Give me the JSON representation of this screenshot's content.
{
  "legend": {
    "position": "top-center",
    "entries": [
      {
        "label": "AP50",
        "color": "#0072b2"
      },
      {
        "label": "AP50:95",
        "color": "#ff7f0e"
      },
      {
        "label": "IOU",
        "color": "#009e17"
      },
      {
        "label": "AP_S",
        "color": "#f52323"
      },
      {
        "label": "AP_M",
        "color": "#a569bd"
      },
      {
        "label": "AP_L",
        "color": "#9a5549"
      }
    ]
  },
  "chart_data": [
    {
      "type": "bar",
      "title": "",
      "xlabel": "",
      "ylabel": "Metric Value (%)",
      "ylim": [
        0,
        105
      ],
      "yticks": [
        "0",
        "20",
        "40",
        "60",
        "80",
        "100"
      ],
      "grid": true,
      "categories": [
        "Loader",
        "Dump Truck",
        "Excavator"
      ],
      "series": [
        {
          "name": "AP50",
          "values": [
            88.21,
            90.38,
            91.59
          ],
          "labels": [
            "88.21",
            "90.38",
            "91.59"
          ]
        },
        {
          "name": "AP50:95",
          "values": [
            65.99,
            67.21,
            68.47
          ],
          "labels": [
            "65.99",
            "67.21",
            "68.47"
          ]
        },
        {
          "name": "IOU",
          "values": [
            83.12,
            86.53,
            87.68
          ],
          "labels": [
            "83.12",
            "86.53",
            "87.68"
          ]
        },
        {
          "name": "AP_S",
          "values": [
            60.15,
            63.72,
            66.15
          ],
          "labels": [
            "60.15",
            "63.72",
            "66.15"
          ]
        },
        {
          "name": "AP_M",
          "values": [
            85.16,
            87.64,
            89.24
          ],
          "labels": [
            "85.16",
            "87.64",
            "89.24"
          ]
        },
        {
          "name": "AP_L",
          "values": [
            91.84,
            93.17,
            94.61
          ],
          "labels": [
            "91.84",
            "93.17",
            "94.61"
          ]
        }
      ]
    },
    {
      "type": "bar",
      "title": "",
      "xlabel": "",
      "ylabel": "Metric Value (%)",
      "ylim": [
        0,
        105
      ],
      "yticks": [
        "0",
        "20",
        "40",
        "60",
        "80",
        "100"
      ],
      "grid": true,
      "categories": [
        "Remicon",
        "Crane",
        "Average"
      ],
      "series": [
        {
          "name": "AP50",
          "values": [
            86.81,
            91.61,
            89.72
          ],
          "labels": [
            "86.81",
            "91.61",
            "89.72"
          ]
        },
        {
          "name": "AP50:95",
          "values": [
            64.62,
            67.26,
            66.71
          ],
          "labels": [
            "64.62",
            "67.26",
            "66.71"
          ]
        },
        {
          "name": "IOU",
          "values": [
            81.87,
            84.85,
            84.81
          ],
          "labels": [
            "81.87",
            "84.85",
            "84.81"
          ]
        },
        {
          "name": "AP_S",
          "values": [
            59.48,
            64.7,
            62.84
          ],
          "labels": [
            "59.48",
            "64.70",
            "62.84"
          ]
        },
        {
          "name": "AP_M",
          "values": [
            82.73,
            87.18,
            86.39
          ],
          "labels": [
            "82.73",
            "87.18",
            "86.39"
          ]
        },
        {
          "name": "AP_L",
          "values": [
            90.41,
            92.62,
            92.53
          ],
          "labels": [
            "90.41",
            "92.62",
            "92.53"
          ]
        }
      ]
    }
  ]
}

--

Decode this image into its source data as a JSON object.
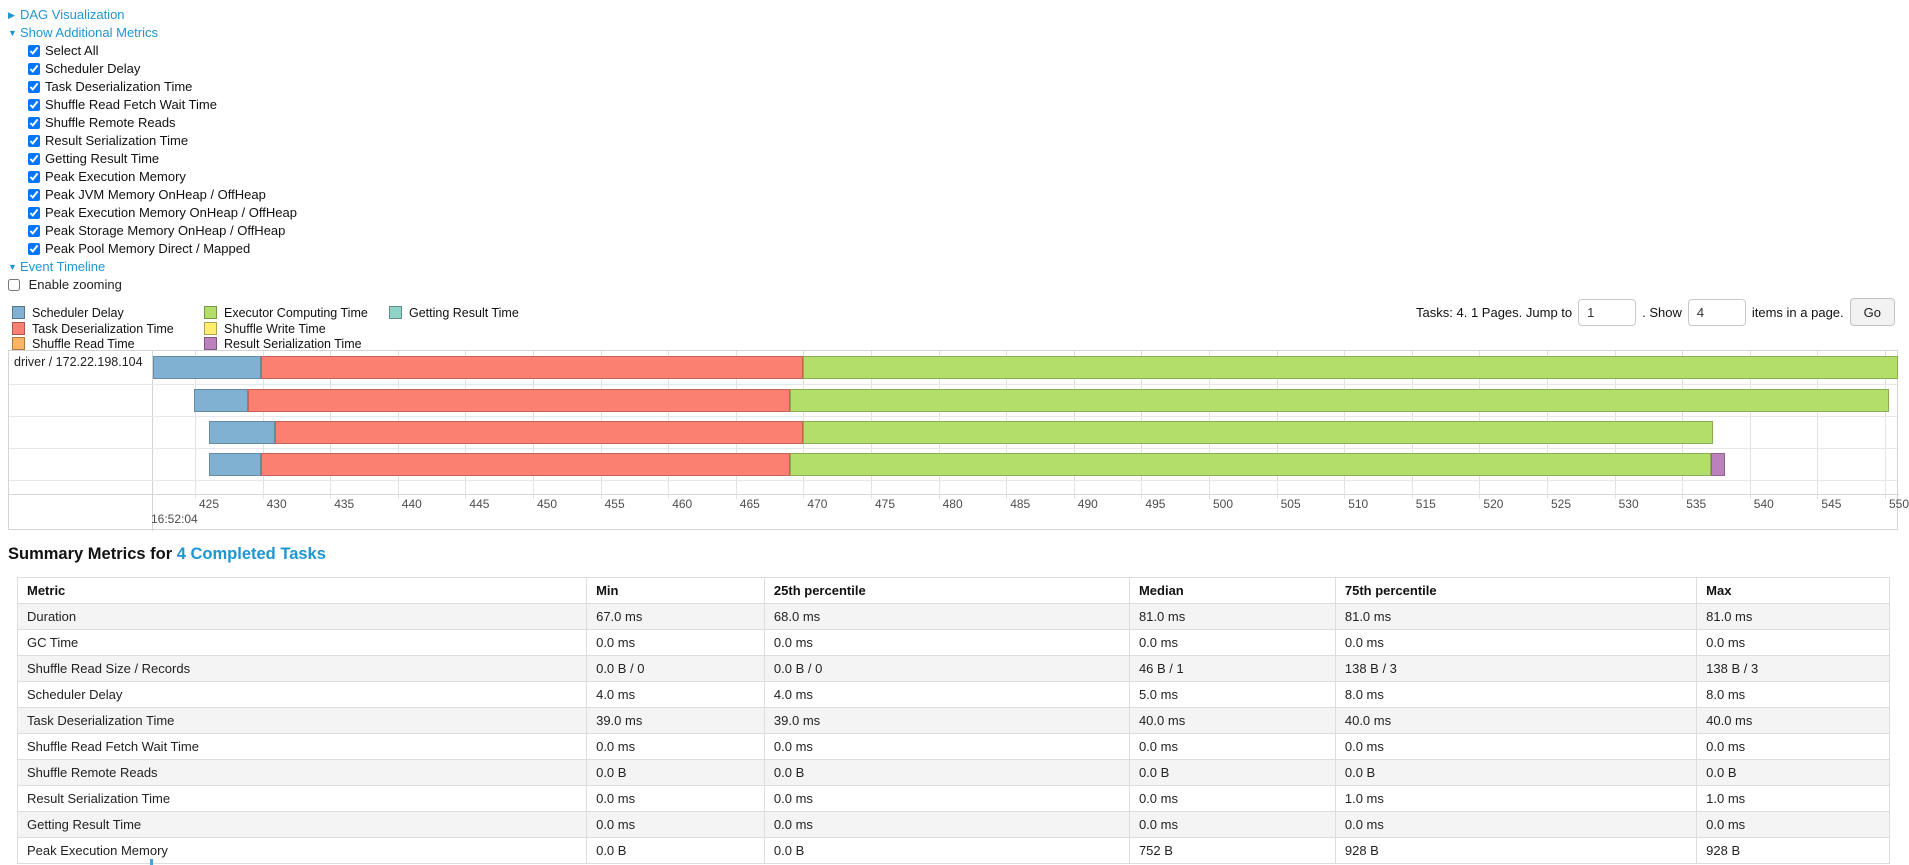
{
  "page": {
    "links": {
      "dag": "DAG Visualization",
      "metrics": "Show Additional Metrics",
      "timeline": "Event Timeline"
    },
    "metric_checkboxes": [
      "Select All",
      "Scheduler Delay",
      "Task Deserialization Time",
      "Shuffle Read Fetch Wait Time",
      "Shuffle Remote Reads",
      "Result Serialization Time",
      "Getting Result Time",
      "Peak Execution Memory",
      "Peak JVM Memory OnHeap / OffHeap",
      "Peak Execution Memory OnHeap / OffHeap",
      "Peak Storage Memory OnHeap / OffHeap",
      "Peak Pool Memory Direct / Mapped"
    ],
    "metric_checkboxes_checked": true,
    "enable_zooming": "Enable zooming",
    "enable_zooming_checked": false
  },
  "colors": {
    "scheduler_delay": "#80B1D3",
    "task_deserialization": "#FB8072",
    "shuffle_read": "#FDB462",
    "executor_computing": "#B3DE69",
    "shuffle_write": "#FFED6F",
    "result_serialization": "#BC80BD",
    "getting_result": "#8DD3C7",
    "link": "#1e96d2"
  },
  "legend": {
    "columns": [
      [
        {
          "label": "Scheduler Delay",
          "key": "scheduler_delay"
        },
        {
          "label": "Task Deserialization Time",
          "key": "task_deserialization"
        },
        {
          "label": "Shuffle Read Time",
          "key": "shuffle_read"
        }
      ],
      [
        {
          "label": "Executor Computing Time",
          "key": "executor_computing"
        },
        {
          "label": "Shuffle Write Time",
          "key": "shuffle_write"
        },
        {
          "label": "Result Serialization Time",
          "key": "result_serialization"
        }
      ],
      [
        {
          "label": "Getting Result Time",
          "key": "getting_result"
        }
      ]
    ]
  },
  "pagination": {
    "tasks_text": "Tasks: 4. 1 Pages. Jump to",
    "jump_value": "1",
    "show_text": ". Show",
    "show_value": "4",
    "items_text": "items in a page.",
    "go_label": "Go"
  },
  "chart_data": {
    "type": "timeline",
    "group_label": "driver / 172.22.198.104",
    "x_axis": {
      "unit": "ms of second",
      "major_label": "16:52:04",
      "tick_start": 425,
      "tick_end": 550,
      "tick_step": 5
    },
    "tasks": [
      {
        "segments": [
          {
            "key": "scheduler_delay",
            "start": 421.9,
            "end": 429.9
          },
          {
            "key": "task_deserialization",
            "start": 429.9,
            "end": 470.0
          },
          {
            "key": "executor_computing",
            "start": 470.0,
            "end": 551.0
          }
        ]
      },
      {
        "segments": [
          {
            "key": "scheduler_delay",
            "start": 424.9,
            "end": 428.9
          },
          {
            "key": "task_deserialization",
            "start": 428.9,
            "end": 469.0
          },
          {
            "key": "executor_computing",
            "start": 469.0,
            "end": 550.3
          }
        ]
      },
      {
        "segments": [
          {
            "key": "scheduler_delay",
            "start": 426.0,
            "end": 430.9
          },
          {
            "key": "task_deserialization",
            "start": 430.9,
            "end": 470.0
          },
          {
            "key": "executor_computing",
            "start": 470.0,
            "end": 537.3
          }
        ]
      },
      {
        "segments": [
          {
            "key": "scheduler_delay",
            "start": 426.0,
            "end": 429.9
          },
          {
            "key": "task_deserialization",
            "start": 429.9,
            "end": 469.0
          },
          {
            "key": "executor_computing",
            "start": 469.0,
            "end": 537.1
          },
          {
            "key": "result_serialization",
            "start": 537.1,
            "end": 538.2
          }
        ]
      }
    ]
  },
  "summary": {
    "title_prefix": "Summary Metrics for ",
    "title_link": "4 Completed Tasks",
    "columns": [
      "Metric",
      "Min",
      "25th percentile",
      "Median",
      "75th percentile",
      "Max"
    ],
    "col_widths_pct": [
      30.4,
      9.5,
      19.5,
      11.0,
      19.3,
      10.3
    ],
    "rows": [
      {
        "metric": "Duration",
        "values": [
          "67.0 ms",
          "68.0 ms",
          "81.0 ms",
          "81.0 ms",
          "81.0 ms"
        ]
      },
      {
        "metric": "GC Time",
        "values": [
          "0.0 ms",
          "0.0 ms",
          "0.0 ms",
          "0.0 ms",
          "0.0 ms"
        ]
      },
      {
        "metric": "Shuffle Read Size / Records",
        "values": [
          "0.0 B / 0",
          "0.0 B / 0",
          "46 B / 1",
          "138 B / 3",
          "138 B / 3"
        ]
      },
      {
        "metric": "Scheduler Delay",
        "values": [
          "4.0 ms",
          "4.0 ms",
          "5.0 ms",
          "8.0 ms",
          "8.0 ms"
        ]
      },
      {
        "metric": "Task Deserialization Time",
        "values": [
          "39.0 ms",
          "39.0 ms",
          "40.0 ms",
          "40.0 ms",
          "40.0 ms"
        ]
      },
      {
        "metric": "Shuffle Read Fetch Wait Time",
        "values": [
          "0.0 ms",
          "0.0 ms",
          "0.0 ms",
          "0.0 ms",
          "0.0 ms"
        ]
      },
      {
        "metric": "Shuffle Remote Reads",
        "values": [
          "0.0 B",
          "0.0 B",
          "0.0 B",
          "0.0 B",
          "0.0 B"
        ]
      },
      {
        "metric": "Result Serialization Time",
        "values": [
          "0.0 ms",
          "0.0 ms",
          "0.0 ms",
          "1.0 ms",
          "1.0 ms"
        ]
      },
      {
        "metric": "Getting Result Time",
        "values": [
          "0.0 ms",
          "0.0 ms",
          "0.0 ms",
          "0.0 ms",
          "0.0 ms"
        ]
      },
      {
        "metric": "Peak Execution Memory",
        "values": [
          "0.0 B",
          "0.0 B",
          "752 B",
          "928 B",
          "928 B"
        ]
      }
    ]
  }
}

--

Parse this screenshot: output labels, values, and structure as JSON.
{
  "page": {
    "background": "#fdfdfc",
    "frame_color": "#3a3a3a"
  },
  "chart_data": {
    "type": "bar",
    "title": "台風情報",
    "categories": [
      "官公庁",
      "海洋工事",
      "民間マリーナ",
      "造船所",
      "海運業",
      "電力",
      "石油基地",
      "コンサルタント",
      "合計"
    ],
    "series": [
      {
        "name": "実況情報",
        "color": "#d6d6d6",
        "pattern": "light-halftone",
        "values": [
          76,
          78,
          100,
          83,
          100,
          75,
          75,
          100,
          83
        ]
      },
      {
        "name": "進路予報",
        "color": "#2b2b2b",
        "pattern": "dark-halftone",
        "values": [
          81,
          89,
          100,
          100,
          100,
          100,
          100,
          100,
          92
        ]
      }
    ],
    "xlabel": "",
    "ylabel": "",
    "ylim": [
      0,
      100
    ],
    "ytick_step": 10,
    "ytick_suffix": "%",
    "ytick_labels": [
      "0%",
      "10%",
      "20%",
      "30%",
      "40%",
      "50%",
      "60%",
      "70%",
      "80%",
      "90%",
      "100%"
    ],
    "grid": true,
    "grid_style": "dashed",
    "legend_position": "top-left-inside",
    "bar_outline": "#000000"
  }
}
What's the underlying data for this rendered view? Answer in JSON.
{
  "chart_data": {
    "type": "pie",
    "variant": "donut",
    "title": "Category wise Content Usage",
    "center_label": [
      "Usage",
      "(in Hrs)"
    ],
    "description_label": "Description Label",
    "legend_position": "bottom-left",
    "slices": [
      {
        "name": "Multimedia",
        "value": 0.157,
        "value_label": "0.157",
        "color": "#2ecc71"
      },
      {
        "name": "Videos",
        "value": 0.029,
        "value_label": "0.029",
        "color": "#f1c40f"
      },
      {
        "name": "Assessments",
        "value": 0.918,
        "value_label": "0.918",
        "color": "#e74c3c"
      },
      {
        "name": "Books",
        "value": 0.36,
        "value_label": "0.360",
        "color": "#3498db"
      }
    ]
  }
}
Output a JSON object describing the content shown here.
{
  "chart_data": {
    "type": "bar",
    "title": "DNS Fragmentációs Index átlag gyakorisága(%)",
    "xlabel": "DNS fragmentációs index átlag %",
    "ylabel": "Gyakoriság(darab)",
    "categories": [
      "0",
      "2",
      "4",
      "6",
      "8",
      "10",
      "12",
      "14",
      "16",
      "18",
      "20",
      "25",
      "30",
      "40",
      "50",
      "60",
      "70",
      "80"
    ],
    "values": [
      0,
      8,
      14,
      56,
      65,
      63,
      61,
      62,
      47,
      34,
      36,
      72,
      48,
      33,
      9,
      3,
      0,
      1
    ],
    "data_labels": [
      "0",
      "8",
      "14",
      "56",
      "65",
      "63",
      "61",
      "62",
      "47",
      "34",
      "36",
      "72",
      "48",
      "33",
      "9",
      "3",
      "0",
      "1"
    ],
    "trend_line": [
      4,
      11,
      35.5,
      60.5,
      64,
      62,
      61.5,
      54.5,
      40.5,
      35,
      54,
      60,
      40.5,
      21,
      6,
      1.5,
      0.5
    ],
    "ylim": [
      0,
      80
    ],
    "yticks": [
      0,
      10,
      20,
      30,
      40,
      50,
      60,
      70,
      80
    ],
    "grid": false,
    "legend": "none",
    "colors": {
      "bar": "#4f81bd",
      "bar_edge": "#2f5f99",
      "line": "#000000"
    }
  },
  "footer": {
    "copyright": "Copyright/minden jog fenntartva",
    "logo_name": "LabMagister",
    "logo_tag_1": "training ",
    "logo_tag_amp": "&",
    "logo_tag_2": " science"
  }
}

Task to complete: Give only the number of lines in the data that hold the word "false".

Output of the task: 2